[EXERCISE AIM]:
Copy out every one of the items below word for word, with no changes.

Layout coordinate data
---+---

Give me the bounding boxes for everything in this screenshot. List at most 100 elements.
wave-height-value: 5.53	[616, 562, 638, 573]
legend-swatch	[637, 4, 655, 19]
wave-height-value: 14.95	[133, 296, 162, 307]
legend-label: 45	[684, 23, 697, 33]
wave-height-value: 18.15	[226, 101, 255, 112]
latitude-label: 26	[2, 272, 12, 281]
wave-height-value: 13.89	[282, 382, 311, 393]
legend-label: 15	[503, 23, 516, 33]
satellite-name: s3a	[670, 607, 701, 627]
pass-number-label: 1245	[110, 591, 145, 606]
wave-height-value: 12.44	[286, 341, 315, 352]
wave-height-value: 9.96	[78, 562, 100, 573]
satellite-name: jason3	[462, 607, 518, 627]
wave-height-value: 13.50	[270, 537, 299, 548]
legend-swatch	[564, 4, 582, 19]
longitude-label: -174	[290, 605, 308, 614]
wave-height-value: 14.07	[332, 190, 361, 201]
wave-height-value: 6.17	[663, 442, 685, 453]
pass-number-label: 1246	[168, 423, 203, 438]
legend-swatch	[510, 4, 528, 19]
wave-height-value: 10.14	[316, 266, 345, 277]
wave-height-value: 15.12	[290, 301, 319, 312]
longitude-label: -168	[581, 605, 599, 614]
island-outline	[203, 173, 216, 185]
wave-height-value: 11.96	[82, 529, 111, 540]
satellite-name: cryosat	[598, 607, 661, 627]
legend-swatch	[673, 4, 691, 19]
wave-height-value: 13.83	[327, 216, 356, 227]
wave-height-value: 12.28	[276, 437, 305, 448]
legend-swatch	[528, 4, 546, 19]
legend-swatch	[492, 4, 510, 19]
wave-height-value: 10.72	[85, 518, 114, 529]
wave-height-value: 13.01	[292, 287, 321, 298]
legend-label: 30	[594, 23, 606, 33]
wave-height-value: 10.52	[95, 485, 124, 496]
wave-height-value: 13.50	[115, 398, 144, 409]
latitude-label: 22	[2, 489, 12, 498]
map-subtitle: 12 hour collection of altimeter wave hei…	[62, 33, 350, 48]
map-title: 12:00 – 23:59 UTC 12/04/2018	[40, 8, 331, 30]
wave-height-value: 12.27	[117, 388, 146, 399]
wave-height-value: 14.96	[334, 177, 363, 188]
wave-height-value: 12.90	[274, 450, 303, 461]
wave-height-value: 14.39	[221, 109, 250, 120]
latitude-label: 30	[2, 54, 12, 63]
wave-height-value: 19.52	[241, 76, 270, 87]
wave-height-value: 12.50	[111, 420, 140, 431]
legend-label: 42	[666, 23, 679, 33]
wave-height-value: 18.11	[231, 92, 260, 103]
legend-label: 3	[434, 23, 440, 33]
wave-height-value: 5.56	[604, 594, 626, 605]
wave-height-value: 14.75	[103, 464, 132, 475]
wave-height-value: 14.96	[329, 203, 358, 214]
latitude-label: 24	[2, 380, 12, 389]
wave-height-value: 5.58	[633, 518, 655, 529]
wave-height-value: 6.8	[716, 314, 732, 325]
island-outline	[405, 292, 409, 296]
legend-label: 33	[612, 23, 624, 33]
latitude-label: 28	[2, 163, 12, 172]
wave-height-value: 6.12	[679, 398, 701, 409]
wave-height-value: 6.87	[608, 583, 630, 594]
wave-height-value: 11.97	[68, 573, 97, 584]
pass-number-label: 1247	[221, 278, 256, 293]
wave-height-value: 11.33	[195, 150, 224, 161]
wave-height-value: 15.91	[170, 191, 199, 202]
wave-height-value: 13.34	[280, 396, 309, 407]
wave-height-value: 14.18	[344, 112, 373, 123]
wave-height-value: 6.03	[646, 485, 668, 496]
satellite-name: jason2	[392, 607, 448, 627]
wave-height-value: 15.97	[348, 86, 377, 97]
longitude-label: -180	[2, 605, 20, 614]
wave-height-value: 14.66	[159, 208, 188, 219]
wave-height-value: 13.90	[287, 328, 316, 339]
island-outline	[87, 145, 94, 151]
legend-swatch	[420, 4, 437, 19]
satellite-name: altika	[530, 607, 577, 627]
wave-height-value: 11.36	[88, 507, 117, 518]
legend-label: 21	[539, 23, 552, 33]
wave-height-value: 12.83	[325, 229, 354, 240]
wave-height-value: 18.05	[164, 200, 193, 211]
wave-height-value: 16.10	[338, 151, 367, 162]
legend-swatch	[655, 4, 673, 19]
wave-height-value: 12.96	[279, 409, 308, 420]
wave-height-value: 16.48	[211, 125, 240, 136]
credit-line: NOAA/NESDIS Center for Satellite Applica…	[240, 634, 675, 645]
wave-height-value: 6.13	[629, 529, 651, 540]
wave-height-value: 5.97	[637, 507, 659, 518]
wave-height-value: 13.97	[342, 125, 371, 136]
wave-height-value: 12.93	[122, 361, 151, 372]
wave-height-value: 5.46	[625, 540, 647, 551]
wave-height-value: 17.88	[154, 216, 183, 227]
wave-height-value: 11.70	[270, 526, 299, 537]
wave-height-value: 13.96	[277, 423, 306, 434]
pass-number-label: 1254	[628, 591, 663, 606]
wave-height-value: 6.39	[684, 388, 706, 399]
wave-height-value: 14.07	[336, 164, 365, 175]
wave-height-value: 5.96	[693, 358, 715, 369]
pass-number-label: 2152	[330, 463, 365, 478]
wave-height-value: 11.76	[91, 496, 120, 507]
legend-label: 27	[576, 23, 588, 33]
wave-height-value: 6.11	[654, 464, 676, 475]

---+---

[ANSWER BELOW]:
Give me the bounding boxes for everything in this screenshot. List at most 100 elements.
wave-height-value: 5.53	[616, 562, 638, 573]
legend-swatch	[637, 4, 655, 19]
wave-height-value: 14.95	[133, 296, 162, 307]
legend-label: 45	[684, 23, 697, 33]
wave-height-value: 18.15	[226, 101, 255, 112]
latitude-label: 26	[2, 272, 12, 281]
wave-height-value: 13.89	[282, 382, 311, 393]
legend-label: 15	[503, 23, 516, 33]
satellite-name: s3a	[670, 607, 701, 627]
pass-number-label: 1245	[110, 591, 145, 606]
wave-height-value: 12.44	[286, 341, 315, 352]
wave-height-value: 9.96	[78, 562, 100, 573]
satellite-name: jason3	[462, 607, 518, 627]
wave-height-value: 13.50	[270, 537, 299, 548]
legend-swatch	[564, 4, 582, 19]
longitude-label: -174	[290, 605, 308, 614]
wave-height-value: 14.07	[332, 190, 361, 201]
wave-height-value: 6.17	[663, 442, 685, 453]
pass-number-label: 1246	[168, 423, 203, 438]
legend-swatch	[510, 4, 528, 19]
wave-height-value: 10.14	[316, 266, 345, 277]
wave-height-value: 15.12	[290, 301, 319, 312]
longitude-label: -168	[581, 605, 599, 614]
island-outline	[203, 173, 216, 185]
wave-height-value: 11.96	[82, 529, 111, 540]
satellite-name: cryosat	[598, 607, 661, 627]
legend-swatch	[673, 4, 691, 19]
wave-height-value: 13.83	[327, 216, 356, 227]
wave-height-value: 12.28	[276, 437, 305, 448]
legend-swatch	[528, 4, 546, 19]
legend-swatch	[492, 4, 510, 19]
wave-height-value: 10.72	[85, 518, 114, 529]
wave-height-value: 13.01	[292, 287, 321, 298]
legend-label: 30	[594, 23, 606, 33]
wave-height-value: 10.52	[95, 485, 124, 496]
wave-height-value: 13.50	[115, 398, 144, 409]
latitude-label: 22	[2, 489, 12, 498]
map-subtitle: 12 hour collection of altimeter wave hei…	[62, 33, 350, 48]
map-title: 12:00 – 23:59 UTC 12/04/2018	[40, 8, 331, 30]
wave-height-value: 12.27	[117, 388, 146, 399]
wave-height-value: 14.96	[334, 177, 363, 188]
wave-height-value: 12.90	[274, 450, 303, 461]
wave-height-value: 14.39	[221, 109, 250, 120]
latitude-label: 30	[2, 54, 12, 63]
wave-height-value: 19.52	[241, 76, 270, 87]
wave-height-value: 12.50	[111, 420, 140, 431]
legend-label: 42	[666, 23, 679, 33]
wave-height-value: 18.11	[231, 92, 260, 103]
legend-label: 3	[434, 23, 440, 33]
wave-height-value: 5.56	[604, 594, 626, 605]
wave-height-value: 14.75	[103, 464, 132, 475]
wave-height-value: 14.96	[329, 203, 358, 214]
latitude-label: 24	[2, 380, 12, 389]
wave-height-value: 5.58	[633, 518, 655, 529]
wave-height-value: 6.8	[716, 314, 732, 325]
island-outline	[405, 292, 409, 296]
legend-label: 33	[612, 23, 624, 33]
latitude-label: 28	[2, 163, 12, 172]
wave-height-value: 6.12	[679, 398, 701, 409]
wave-height-value: 6.87	[608, 583, 630, 594]
wave-height-value: 11.97	[68, 573, 97, 584]
pass-number-label: 1247	[221, 278, 256, 293]
wave-height-value: 11.33	[195, 150, 224, 161]
wave-height-value: 15.91	[170, 191, 199, 202]
wave-height-value: 13.34	[280, 396, 309, 407]
wave-height-value: 14.18	[344, 112, 373, 123]
wave-height-value: 6.03	[646, 485, 668, 496]
satellite-name: jason2	[392, 607, 448, 627]
wave-height-value: 15.97	[348, 86, 377, 97]
longitude-label: -180	[2, 605, 20, 614]
wave-height-value: 14.66	[159, 208, 188, 219]
wave-height-value: 13.90	[287, 328, 316, 339]
island-outline	[87, 145, 94, 151]
legend-swatch	[420, 4, 437, 19]
satellite-name: altika	[530, 607, 577, 627]
wave-height-value: 11.36	[88, 507, 117, 518]
legend-label: 21	[539, 23, 552, 33]
wave-height-value: 12.83	[325, 229, 354, 240]
wave-height-value: 18.05	[164, 200, 193, 211]
wave-height-value: 16.10	[338, 151, 367, 162]
legend-swatch	[655, 4, 673, 19]
wave-height-value: 12.96	[279, 409, 308, 420]
wave-height-value: 16.48	[211, 125, 240, 136]
credit-line: NOAA/NESDIS Center for Satellite Applica…	[240, 634, 675, 645]
wave-height-value: 6.13	[629, 529, 651, 540]
wave-height-value: 5.97	[637, 507, 659, 518]
wave-height-value: 13.97	[342, 125, 371, 136]
wave-height-value: 12.93	[122, 361, 151, 372]
wave-height-value: 5.46	[625, 540, 647, 551]
wave-height-value: 17.88	[154, 216, 183, 227]
wave-height-value: 11.70	[270, 526, 299, 537]
wave-height-value: 13.96	[277, 423, 306, 434]
pass-number-label: 1254	[628, 591, 663, 606]
wave-height-value: 6.39	[684, 388, 706, 399]
wave-height-value: 14.07	[336, 164, 365, 175]
wave-height-value: 5.96	[693, 358, 715, 369]
pass-number-label: 2152	[330, 463, 365, 478]
wave-height-value: 11.76	[91, 496, 120, 507]
legend-label: 27	[576, 23, 588, 33]
wave-height-value: 6.11	[654, 464, 676, 475]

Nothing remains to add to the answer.